И попросил меня поставить под яблоню пустую бутылку, а за ней приладить досочку. Я все старательно проделал, будучи уверенным, что этот эксперимент закончится для «дяди» полным конфузом. «Дядя» занял позицию примерно в десяти шагах от яблони, приставил к плечу мое деревянное ружье и медленно прицелился. Вдруг оглушительный выстрел разорвал тишину, и бутылка разлетелась на тысячи осколков. Опечаленный, он протянул мне ружье, которое я потом, вытащив пулю из досочки под яблоней, разобрал на мелкие кусочки, чтобы узнать тайну выстрела.
Этот воспитательный «трюк» нацистского офицера, находившийся в полном противоречии с господствовавшей тогда идеологией, потряс меня до глубины души.
С другой стороны, я вспоминаю, что под влиянием национал-социалистической пропаганды и комментариев моих родителей на тему терпящего крах «немецкого рейха» и поставленных перед ним военных задач, все еще воспринимаемых как славные и высокие цели, в сознании подрастающего мальца формировалось безграничное сочувствие к иностранцам, не принадлежавшим к возвышенному и благородному миру непонятых и преследуемых немцев!
В 1945 году мы «бежали» на другой берег Инна в Зимбах, где мой отец обменялся с австрийцем на прелестную квартирку в особняке на две семьи сразу непосредственно за дамбой. И этот второй семилетний отрезок жизни, оставшийся в памяти огромным полем подсолнухов перед окном и быстрыми водами реки Инн, на берегу которой я играл, привнес в мой характер много естественного, укрепив также жизненные силы. Я ухаживал за кроликами, плавал и нырял в реке, собирал осколки бомб, «сражался» с бандами беженцев-подростков, делавших набеги со стороны вокзала, и, как единственный в «прусской» семье говоривший «по-баварски», мешочничал, раздобывая у местных крестьян сливочное масло, яички, фрукты и овощи.
Однако отец, получивший место инженера на фирме «Сименс» в Мюльхайме-на-Руре, приезжал к нам только раз или два в году. Матери какими-то непонятными усилиями удавалось внешне сохранять видимость порядочной семьи, но она не сумела стать для подрастающего, «как сорняк», мальчишки твердой опорой и дать ему необходимые ориентиры в жизни.
Народную школу я еще закончил как «один из лучших». Но потом, став учеником частной школы Гюльденапфеля, занятия в которой за отсутствием школьного помещения проходили в пивной, я почувствовал, как во мне нарастает протест, драчливость и жажда разрушения. Перед глазами не было примера или авторитета, который мы, «молодые щенки», еще готовы были признать и уважать. Я прогуливал школу, придумывал сногсшибательные отговорки, участвовал во всяческих проделках и был рад, когда снова оказывался у себя на «дикой природе» — на берегу реки за дамбой — и мог предаться своим воображаемым исследовательским экспедициям или пиратским вылазкам.

Задание: Верны ли по отрывку утверждения (а), (б) и (в)? Для каждого ответьте «да» или «нет» и приведите точную цитату из отрывка, которая это решает. (а) Отец получил место инженера на фирме «Сименс». (б) Занятия в частной школе Гюльденапфеля проходили в школьном здании. (в) «Дядя» стрелял, стоя примерно в двадцати шагах от яблони.

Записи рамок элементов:
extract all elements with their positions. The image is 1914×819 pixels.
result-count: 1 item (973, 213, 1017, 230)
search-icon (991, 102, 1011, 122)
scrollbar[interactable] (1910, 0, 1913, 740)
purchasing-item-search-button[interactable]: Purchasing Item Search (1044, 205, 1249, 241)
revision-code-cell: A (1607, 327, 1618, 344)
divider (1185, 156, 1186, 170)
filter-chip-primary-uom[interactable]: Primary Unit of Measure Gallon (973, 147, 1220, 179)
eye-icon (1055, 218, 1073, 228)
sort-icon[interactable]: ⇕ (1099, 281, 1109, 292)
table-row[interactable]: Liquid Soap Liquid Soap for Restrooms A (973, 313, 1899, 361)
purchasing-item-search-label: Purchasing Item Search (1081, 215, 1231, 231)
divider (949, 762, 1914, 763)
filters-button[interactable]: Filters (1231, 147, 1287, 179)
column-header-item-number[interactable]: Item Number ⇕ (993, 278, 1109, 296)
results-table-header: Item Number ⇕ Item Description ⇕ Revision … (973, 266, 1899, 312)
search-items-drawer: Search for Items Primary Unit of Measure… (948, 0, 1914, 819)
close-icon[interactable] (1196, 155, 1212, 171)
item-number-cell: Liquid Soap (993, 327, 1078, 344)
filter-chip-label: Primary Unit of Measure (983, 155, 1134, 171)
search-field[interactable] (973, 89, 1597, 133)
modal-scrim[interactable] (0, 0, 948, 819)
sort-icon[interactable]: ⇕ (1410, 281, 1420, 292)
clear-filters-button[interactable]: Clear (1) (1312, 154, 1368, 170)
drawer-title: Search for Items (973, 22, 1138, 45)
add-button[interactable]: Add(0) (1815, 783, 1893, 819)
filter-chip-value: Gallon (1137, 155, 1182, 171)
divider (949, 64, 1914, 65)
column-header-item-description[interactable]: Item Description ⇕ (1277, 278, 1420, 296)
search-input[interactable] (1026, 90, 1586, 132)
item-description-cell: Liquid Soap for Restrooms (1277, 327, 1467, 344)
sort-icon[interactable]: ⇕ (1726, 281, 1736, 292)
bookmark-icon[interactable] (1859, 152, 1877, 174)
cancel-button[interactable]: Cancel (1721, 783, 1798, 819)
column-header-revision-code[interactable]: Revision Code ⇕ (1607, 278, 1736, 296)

Ответ к заданию:
(а) Да: «отец, получивший место инженера на фирме «Сименс» в Мюльхайме-на-Руре».
(б) Нет: «занятия в которой за отсутствием школьного помещения проходили в пивной».
(в) Нет: «„Дядя“ занял позицию примерно в десяти шагах от яблони».